begin

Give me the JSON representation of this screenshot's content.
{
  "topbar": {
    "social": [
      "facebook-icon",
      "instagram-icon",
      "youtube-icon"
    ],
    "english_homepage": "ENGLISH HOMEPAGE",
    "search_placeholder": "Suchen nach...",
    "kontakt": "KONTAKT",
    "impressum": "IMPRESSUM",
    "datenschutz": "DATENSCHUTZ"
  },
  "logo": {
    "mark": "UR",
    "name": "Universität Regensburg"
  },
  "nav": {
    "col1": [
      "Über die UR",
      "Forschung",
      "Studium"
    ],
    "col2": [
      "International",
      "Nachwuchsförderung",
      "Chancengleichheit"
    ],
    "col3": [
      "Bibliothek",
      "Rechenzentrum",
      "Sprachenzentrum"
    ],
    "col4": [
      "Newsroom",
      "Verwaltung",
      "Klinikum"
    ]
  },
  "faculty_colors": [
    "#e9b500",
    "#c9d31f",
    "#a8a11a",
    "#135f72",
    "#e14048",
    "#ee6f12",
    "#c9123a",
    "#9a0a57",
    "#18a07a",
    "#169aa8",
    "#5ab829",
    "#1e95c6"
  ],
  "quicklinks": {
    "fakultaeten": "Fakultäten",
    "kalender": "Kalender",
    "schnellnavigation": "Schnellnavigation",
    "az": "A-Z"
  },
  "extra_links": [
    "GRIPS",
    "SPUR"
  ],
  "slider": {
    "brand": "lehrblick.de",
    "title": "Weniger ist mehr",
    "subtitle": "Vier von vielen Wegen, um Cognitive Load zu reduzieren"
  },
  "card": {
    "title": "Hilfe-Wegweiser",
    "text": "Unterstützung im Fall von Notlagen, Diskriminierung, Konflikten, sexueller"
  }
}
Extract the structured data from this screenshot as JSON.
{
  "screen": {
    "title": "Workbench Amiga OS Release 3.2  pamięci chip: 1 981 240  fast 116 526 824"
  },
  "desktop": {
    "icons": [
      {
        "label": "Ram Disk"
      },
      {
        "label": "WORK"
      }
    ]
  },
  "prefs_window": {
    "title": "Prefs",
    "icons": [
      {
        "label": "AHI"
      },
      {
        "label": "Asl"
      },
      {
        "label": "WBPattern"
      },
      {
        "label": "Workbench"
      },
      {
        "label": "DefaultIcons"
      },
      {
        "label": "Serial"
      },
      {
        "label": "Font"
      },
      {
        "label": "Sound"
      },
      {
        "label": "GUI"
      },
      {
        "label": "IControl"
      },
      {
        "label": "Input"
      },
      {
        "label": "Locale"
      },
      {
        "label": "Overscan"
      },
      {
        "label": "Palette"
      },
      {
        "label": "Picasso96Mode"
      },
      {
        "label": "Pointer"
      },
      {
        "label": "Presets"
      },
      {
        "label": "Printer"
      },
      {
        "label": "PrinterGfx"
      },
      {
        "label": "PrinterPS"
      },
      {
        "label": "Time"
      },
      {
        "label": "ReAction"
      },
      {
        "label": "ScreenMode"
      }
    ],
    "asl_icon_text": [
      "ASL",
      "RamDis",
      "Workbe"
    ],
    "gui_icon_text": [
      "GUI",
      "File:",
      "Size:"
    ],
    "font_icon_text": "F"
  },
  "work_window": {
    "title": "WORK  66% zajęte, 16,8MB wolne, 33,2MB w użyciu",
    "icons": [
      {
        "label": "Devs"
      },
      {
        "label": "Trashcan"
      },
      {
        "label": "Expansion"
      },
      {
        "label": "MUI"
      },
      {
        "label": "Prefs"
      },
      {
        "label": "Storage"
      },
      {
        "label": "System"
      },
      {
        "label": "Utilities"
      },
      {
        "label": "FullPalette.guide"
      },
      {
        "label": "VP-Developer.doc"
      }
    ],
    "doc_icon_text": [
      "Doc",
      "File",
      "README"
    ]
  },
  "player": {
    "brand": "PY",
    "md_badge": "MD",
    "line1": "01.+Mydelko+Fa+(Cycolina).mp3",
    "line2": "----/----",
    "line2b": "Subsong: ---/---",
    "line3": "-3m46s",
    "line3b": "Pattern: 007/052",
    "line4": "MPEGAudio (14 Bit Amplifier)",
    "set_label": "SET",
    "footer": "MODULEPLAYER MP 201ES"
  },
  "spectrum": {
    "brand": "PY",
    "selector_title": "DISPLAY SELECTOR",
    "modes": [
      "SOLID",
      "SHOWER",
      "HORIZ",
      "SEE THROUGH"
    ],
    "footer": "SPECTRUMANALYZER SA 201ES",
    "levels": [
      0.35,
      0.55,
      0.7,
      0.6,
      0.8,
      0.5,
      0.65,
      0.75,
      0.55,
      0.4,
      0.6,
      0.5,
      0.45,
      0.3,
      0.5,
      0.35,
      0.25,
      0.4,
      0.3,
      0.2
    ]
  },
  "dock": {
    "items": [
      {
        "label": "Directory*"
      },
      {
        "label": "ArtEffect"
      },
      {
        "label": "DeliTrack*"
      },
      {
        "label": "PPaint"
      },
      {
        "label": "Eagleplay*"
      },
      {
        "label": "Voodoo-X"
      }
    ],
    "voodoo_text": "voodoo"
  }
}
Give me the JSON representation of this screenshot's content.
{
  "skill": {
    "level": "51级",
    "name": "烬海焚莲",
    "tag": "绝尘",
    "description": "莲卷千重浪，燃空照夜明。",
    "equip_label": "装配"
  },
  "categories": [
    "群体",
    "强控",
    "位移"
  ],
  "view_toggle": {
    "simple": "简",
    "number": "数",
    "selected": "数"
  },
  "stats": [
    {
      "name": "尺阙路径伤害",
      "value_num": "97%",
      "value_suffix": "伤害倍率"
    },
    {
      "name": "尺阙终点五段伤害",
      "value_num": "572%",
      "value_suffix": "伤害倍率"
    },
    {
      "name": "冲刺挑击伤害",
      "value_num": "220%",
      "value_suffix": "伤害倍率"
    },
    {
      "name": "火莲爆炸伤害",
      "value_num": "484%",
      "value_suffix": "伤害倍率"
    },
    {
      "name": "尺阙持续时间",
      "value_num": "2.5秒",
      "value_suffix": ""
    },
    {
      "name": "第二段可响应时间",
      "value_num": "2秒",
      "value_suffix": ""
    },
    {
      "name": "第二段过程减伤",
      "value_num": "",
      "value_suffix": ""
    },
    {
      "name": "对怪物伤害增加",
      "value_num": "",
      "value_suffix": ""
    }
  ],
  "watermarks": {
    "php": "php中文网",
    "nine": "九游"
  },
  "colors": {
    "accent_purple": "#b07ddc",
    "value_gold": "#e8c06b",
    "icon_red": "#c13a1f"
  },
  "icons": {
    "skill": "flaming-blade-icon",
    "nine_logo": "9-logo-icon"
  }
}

end

◆ **Prompt**:
All the data must be duplicated exactly, with nothing added or removed.

◆ **Complete output**:
Give me the JSON representation of this screenshot's content.
{
  "topbar": {
    "social": [
      "facebook-icon",
      "instagram-icon",
      "youtube-icon"
    ],
    "english_homepage": "ENGLISH HOMEPAGE",
    "search_placeholder": "Suchen nach...",
    "kontakt": "KONTAKT",
    "impressum": "IMPRESSUM",
    "datenschutz": "DATENSCHUTZ"
  },
  "logo": {
    "mark": "UR",
    "name": "Universität Regensburg"
  },
  "nav": {
    "col1": [
      "Über die UR",
      "Forschung",
      "Studium"
    ],
    "col2": [
      "International",
      "Nachwuchsförderung",
      "Chancengleichheit"
    ],
    "col3": [
      "Bibliothek",
      "Rechenzentrum",
      "Sprachenzentrum"
    ],
    "col4": [
      "Newsroom",
      "Verwaltung",
      "Klinikum"
    ]
  },
  "faculty_colors": [
    "#e9b500",
    "#c9d31f",
    "#a8a11a",
    "#135f72",
    "#e14048",
    "#ee6f12",
    "#c9123a",
    "#9a0a57",
    "#18a07a",
    "#169aa8",
    "#5ab829",
    "#1e95c6"
  ],
  "quicklinks": {
    "fakultaeten": "Fakultäten",
    "kalender": "Kalender",
    "schnellnavigation": "Schnellnavigation",
    "az": "A-Z"
  },
  "extra_links": [
    "GRIPS",
    "SPUR"
  ],
  "slider": {
    "brand": "lehrblick.de",
    "title": "Weniger ist mehr",
    "subtitle": "Vier von vielen Wegen, um Cognitive Load zu reduzieren"
  },
  "card": {
    "title": "Hilfe-Wegweiser",
    "text": "Unterstützung im Fall von Notlagen, Diskriminierung, Konflikten, sexueller"
  }
}
Extract the structured data from this screenshot as JSON.
{
  "screen": {
    "title": "Workbench Amiga OS Release 3.2  pamięci chip: 1 981 240  fast 116 526 824"
  },
  "desktop": {
    "icons": [
      {
        "label": "Ram Disk"
      },
      {
        "label": "WORK"
      }
    ]
  },
  "prefs_window": {
    "title": "Prefs",
    "icons": [
      {
        "label": "AHI"
      },
      {
        "label": "Asl"
      },
      {
        "label": "WBPattern"
      },
      {
        "label": "Workbench"
      },
      {
        "label": "DefaultIcons"
      },
      {
        "label": "Serial"
      },
      {
        "label": "Font"
      },
      {
        "label": "Sound"
      },
      {
        "label": "GUI"
      },
      {
        "label": "IControl"
      },
      {
        "label": "Input"
      },
      {
        "label": "Locale"
      },
      {
        "label": "Overscan"
      },
      {
        "label": "Palette"
      },
      {
        "label": "Picasso96Mode"
      },
      {
        "label": "Pointer"
      },
      {
        "label": "Presets"
      },
      {
        "label": "Printer"
      },
      {
        "label": "PrinterGfx"
      },
      {
        "label": "PrinterPS"
      },
      {
        "label": "Time"
      },
      {
        "label": "ReAction"
      },
      {
        "label": "ScreenMode"
      }
    ],
    "asl_icon_text": [
      "ASL",
      "RamDis",
      "Workbe"
    ],
    "gui_icon_text": [
      "GUI",
      "File:",
      "Size:"
    ],
    "font_icon_text": "F"
  },
  "work_window": {
    "title": "WORK  66% zajęte, 16,8MB wolne, 33,2MB w użyciu",
    "icons": [
      {
        "label": "Devs"
      },
      {
        "label": "Trashcan"
      },
      {
        "label": "Expansion"
      },
      {
        "label": "MUI"
      },
      {
        "label": "Prefs"
      },
      {
        "label": "Storage"
      },
      {
        "label": "System"
      },
      {
        "label": "Utilities"
      },
      {
        "label": "FullPalette.guide"
      },
      {
        "label": "VP-Developer.doc"
      }
    ],
    "doc_icon_text": [
      "Doc",
      "File",
      "README"
    ]
  },
  "player": {
    "brand": "PY",
    "md_badge": "MD",
    "line1": "01.+Mydelko+Fa+(Cycolina).mp3",
    "line2": "----/----",
    "line2b": "Subsong: ---/---",
    "line3": "-3m46s",
    "line3b": "Pattern: 007/052",
    "line4": "MPEGAudio (14 Bit Amplifier)",
    "set_label": "SET",
    "footer": "MODULEPLAYER MP 201ES"
  },
  "spectrum": {
    "brand": "PY",
    "selector_title": "DISPLAY SELECTOR",
    "modes": [
      "SOLID",
      "SHOWER",
      "HORIZ",
      "SEE THROUGH"
    ],
    "footer": "SPECTRUMANALYZER SA 201ES",
    "levels": [
      0.35,
      0.55,
      0.7,
      0.6,
      0.8,
      0.5,
      0.65,
      0.75,
      0.55,
      0.4,
      0.6,
      0.5,
      0.45,
      0.3,
      0.5,
      0.35,
      0.25,
      0.4,
      0.3,
      0.2
    ]
  },
  "dock": {
    "items": [
      {
        "label": "Directory*"
      },
      {
        "label": "ArtEffect"
      },
      {
        "label": "DeliTrack*"
      },
      {
        "label": "PPaint"
      },
      {
        "label": "Eagleplay*"
      },
      {
        "label": "Voodoo-X"
      }
    ],
    "voodoo_text": "voodoo"
  }
}
Give me the JSON representation of this screenshot's content.
{
  "skill": {
    "level": "51级",
    "name": "烬海焚莲",
    "tag": "绝尘",
    "description": "莲卷千重浪，燃空照夜明。",
    "equip_label": "装配"
  },
  "categories": [
    "群体",
    "强控",
    "位移"
  ],
  "view_toggle": {
    "simple": "简",
    "number": "数",
    "selected": "数"
  },
  "stats": [
    {
      "name": "尺阙路径伤害",
      "value_num": "97%",
      "value_suffix": "伤害倍率"
    },
    {
      "name": "尺阙终点五段伤害",
      "value_num": "572%",
      "value_suffix": "伤害倍率"
    },
    {
      "name": "冲刺挑击伤害",
      "value_num": "220%",
      "value_suffix": "伤害倍率"
    },
    {
      "name": "火莲爆炸伤害",
      "value_num": "484%",
      "value_suffix": "伤害倍率"
    },
    {
      "name": "尺阙持续时间",
      "value_num": "2.5秒",
      "value_suffix": ""
    },
    {
      "name": "第二段可响应时间",
      "value_num": "2秒",
      "value_suffix": ""
    },
    {
      "name": "第二段过程减伤",
      "value_num": "",
      "value_suffix": ""
    },
    {
      "name": "对怪物伤害增加",
      "value_num": "",
      "value_suffix": ""
    }
  ],
  "watermarks": {
    "php": "php中文网",
    "nine": "九游"
  },
  "colors": {
    "accent_purple": "#b07ddc",
    "value_gold": "#e8c06b",
    "icon_red": "#c13a1f"
  },
  "icons": {
    "skill": "flaming-blade-icon",
    "nine_logo": "9-logo-icon"
  }
}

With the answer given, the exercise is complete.